**Task instructions**
In the material below, list every line carrying the string "color".

**Supplied material**
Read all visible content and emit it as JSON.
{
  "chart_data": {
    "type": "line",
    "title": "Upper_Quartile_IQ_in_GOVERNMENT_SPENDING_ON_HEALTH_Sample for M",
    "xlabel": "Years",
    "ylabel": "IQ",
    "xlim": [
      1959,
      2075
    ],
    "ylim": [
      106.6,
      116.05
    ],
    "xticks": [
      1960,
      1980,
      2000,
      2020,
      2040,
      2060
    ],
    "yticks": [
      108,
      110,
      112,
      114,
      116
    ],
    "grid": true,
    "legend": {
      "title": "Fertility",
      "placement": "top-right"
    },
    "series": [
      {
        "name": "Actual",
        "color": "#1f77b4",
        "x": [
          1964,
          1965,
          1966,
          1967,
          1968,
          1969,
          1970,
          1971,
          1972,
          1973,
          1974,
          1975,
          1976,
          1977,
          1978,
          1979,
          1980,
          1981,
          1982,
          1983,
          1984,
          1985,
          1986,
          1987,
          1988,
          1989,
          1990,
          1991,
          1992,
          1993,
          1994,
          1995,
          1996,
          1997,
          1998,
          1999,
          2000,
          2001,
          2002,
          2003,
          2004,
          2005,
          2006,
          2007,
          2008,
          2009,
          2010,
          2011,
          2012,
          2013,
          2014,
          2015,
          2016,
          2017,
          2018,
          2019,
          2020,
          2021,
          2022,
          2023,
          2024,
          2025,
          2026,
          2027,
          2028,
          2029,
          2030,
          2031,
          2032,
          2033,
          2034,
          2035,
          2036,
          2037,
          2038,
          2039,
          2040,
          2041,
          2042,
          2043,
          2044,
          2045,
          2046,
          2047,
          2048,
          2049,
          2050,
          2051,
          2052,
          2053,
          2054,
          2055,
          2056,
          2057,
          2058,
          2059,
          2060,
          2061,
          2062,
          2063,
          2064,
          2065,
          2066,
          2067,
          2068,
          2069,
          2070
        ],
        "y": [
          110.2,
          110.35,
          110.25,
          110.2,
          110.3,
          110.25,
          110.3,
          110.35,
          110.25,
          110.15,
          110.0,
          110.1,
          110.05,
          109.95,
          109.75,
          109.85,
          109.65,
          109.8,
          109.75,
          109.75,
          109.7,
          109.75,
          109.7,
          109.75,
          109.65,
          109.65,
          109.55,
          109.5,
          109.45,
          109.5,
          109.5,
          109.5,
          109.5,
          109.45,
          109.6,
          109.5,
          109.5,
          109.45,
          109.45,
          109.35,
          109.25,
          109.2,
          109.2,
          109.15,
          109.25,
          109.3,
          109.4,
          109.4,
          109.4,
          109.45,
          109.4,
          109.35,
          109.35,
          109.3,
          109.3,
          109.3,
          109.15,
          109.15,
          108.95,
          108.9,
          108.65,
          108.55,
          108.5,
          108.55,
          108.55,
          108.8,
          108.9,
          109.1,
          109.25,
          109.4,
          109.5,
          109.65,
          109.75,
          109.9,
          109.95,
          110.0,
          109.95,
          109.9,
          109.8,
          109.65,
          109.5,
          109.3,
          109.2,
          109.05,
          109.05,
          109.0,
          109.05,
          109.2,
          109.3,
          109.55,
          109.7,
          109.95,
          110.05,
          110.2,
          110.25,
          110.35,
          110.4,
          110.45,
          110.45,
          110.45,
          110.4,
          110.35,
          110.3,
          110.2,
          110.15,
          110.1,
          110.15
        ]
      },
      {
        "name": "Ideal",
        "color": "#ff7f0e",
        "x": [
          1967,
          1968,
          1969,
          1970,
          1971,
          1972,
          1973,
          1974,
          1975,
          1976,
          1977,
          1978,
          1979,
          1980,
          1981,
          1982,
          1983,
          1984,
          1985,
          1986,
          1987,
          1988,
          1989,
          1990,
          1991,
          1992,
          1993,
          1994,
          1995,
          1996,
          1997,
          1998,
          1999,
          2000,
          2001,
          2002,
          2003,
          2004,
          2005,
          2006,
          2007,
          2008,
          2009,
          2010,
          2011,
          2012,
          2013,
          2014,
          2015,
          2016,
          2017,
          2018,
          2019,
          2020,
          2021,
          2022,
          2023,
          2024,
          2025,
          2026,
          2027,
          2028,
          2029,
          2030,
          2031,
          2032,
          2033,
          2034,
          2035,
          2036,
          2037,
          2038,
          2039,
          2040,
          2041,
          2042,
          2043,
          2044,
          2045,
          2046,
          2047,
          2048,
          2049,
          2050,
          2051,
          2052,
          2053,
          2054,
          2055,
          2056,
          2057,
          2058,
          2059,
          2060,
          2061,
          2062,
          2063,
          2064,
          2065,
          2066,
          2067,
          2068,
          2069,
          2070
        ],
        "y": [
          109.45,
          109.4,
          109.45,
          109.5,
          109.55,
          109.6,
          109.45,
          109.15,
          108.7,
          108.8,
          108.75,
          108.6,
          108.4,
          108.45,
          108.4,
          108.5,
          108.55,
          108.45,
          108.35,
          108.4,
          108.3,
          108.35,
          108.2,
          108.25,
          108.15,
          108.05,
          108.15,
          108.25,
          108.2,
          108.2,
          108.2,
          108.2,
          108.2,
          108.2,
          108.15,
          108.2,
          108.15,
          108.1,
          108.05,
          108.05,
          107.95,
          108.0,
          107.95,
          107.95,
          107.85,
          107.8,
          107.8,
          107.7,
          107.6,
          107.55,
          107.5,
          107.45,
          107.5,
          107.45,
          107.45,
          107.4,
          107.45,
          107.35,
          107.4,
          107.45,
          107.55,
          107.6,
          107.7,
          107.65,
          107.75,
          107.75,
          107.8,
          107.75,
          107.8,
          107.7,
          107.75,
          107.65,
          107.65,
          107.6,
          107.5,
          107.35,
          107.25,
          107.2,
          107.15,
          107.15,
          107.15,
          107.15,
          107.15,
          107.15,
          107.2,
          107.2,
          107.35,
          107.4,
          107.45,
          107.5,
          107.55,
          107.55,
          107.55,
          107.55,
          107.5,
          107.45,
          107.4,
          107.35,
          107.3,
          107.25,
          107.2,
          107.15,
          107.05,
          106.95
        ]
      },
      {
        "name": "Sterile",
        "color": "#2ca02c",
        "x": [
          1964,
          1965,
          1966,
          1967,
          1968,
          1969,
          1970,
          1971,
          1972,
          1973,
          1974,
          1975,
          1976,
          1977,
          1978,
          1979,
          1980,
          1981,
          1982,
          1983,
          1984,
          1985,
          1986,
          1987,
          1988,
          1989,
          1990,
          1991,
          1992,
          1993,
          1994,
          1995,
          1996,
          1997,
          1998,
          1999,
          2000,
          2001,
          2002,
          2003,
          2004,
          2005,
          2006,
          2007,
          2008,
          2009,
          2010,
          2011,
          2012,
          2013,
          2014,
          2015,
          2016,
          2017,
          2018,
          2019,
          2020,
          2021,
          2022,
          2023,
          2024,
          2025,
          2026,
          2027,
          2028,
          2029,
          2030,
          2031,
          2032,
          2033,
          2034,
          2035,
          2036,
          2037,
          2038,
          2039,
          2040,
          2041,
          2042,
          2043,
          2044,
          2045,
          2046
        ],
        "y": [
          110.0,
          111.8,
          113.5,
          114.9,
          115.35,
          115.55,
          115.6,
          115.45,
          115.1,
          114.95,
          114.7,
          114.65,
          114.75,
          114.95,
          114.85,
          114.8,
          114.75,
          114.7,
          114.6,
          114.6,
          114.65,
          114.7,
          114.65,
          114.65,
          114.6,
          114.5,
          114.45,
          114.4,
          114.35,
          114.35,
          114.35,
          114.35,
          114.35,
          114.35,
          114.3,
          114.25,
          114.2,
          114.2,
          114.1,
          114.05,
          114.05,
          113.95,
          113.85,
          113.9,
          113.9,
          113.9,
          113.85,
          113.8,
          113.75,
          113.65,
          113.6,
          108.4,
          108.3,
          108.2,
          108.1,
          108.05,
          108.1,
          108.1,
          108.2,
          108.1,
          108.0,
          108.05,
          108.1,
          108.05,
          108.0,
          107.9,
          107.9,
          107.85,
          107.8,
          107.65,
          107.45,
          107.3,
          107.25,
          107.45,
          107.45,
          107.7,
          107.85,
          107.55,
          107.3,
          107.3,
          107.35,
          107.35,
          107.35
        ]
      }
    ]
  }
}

**Task response**
        "color": "#1f77b4",
        "color": "#ff7f0e",
        "color": "#2ca02c",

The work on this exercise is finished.